**Stored rows:**
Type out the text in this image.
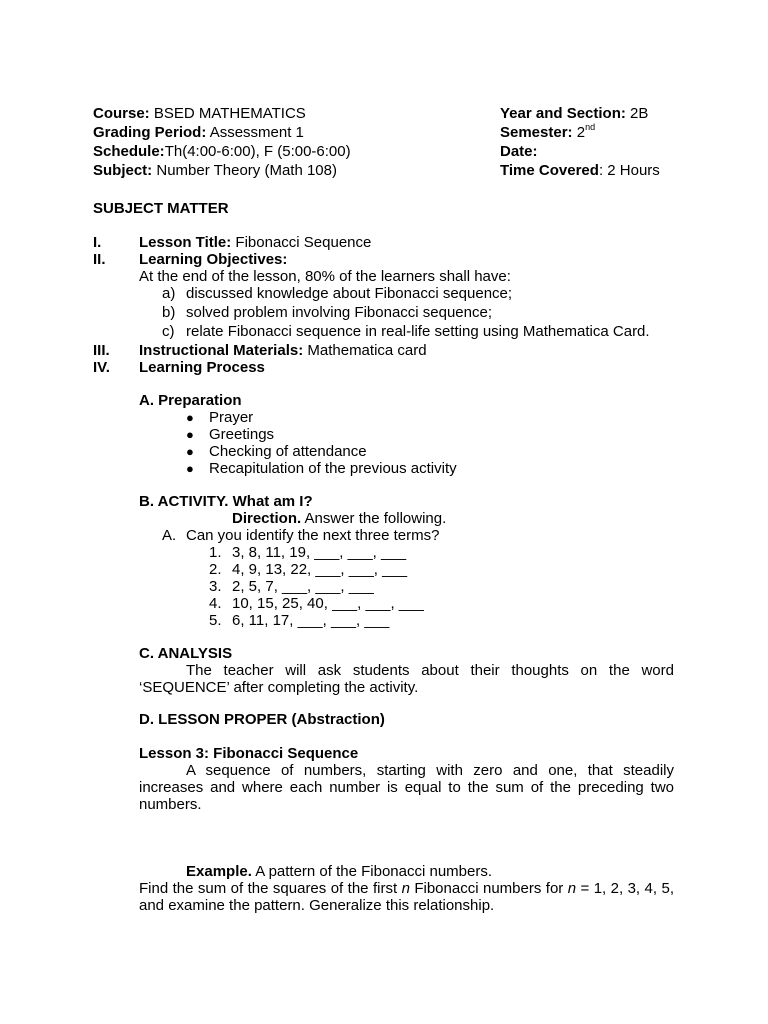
Course: BSED MATHEMATICS
Grading Period: Assessment 1
Schedule:Th(4:00-6:00), F (5:00-6:00)
Subject: Number Theory (Math 108)
Year and Section: 2B
Semester: 2nd
Date:
Time Covered: 2 Hours
SUBJECT MATTER
I.	Lesson Title: Fibonacci Sequence
II. Learning Objectives:
At the end of the lesson, 80% of the learners shall have:
a) discussed knowledge about Fibonacci sequence;
b) solved problem involving Fibonacci sequence;
c) relate Fibonacci sequence in real-life setting using Mathematica Card.
III. Instructional Materials: Mathematica card
IV. Learning Process
A. Preparation
● Prayer
● Greetings
● Checking of attendance
● Recapitulation of the previous activity
B. ACTIVITY. What am I?
Direction. Answer the following.
A. Can you identify the next three terms?
1. 3, 8, 11, 19, ___, ___, ___
2. 4, 9, 13, 22, ___, ___, ___
3. 2, 5, 7, ___, ___, ___
4. 10, 15, 25, 40, ___, ___, ___
5. 6, 11, 17, ___, ___, ___
C. ANALYSIS
The teacher will ask students about their thoughts on the word ‘SEQUENCE’ after completing the activity.
D. LESSON PROPER (Abstraction)
Lesson 3: Fibonacci Sequence
A sequence of numbers, starting with zero and one, that steadily increases and where each number is equal to the sum of the preceding two numbers.
Example. A pattern of the Fibonacci numbers.
Find the sum of the squares of the first n Fibonacci numbers for n = 1, 2, 3, 4, 5, and examine the pattern. Generalize this relationship.
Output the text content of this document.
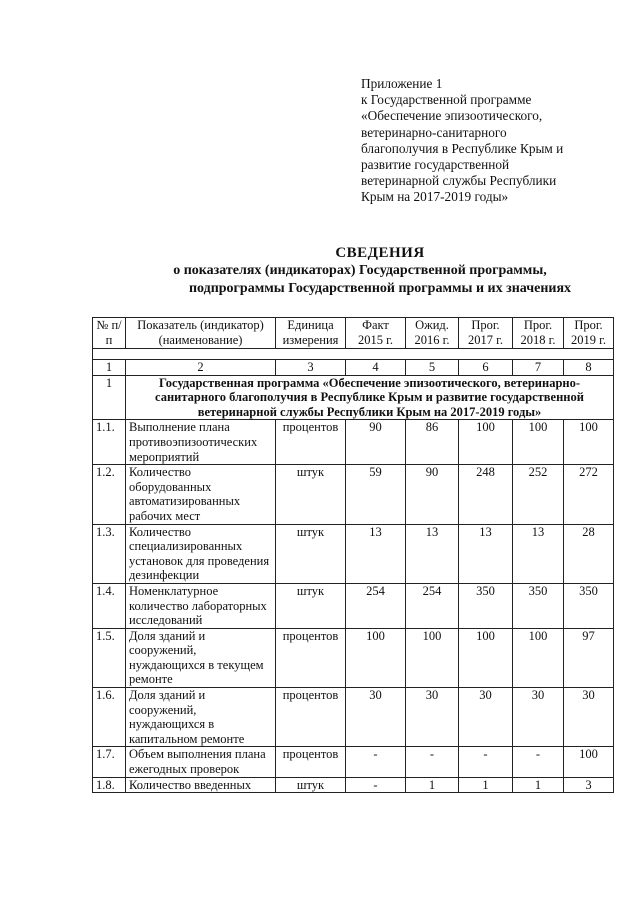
Приложение 1
к Государственной программе
«Обеспечение эпизоотического,
ветеринарно-санитарного
благополучия в Республике Крым и
развитие государственной
ветеринарной службы Республики
Крым на 2017-2019 годы»
СВЕДЕНИЯ
о показателях (индикаторах) Государственной программы,
подпрограммы Государственной программы и их значениях
№ п/п	Показатель (индикатор) (наименование)	Единица измерения	Факт 2015 г.	Ожид. 2016 г.	Прог. 2017 г.	Прог. 2018 г.	Прог. 2019 г.

1	2	3	4	5	6	7	8
1	Государственная программа «Обеспечение эпизоотического, ветеринарно-санитарного благополучия в Республике Крым и развитие государственной ветеринарной службы Республики Крым на 2017-2019 годы»						
1.1.	Выполнение плана противоэпизоотических мероприятий	процентов	90	86	100	100	100
1.2.	Количество оборудованных автоматизированных рабочих мест	штук	59	90	248	252	272
1.3.	Количество специализированных установок для проведения дезинфекции	штук	13	13	13	13	28
1.4.	Номенклатурное количество лабораторных исследований	штук	254	254	350	350	350
1.5.	Доля зданий и сооружений, нуждающихся в текущем ремонте	процентов	100	100	100	100	97
1.6.	Доля зданий и сооружений, нуждающихся в капитальном ремонте	процентов	30	30	30	30	30
1.7.	Объем выполнения плана ежегодных проверок	процентов	-	-	-	-	100
1.8.	Количество введенных	штук	-	1	1	1	3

**What to do:** Every record above must be given again exactly; drop the pictures.

**The solution:**
Type out the text in this image.
Course: BSED MATHEMATICS
Grading Period: Assessment 1
Schedule:Th(4:00-6:00), F (5:00-6:00)
Subject: Number Theory (Math 108)
Year and Section: 2B
Semester: 2nd
Date:
Time Covered: 2 Hours
SUBJECT MATTER
I.	Lesson Title: Fibonacci Sequence
II. Learning Objectives:
At the end of the lesson, 80% of the learners shall have:
a) discussed knowledge about Fibonacci sequence;
b) solved problem involving Fibonacci sequence;
c) relate Fibonacci sequence in real-life setting using Mathematica Card.
III. Instructional Materials: Mathematica card
IV. Learning Process
A. Preparation
● Prayer
● Greetings
● Checking of attendance
● Recapitulation of the previous activity
B. ACTIVITY. What am I?
Direction. Answer the following.
A. Can you identify the next three terms?
1. 3, 8, 11, 19, ___, ___, ___
2. 4, 9, 13, 22, ___, ___, ___
3. 2, 5, 7, ___, ___, ___
4. 10, 15, 25, 40, ___, ___, ___
5. 6, 11, 17, ___, ___, ___
C. ANALYSIS
The teacher will ask students about their thoughts on the word ‘SEQUENCE’ after completing the activity.
D. LESSON PROPER (Abstraction)
Lesson 3: Fibonacci Sequence
A sequence of numbers, starting with zero and one, that steadily increases and where each number is equal to the sum of the preceding two numbers.
Example. A pattern of the Fibonacci numbers.
Find the sum of the squares of the first n Fibonacci numbers for n = 1, 2, 3, 4, 5, and examine the pattern. Generalize this relationship.
Output the text content of this document.
Приложение 1
к Государственной программе
«Обеспечение эпизоотического,
ветеринарно-санитарного
благополучия в Республике Крым и
развитие государственной
ветеринарной службы Республики
Крым на 2017-2019 годы»
СВЕДЕНИЯ
о показателях (индикаторах) Государственной программы,
подпрограммы Государственной программы и их значениях
№ п/п	Показатель (индикатор) (наименование)	Единица измерения	Факт 2015 г.	Ожид. 2016 г.	Прог. 2017 г.	Прог. 2018 г.	Прог. 2019 г.

1	2	3	4	5	6	7	8
1	Государственная программа «Обеспечение эпизоотического, ветеринарно-санитарного благополучия в Республике Крым и развитие государственной ветеринарной службы Республики Крым на 2017-2019 годы»						
1.1.	Выполнение плана противоэпизоотических мероприятий	процентов	90	86	100	100	100
1.2.	Количество оборудованных автоматизированных рабочих мест	штук	59	90	248	252	272
1.3.	Количество специализированных установок для проведения дезинфекции	штук	13	13	13	13	28
1.4.	Номенклатурное количество лабораторных исследований	штук	254	254	350	350	350
1.5.	Доля зданий и сооружений, нуждающихся в текущем ремонте	процентов	100	100	100	100	97
1.6.	Доля зданий и сооружений, нуждающихся в капитальном ремонте	процентов	30	30	30	30	30
1.7.	Объем выполнения плана ежегодных проверок	процентов	-	-	-	-	100
1.8.	Количество введенных	штук	-	1	1	1	3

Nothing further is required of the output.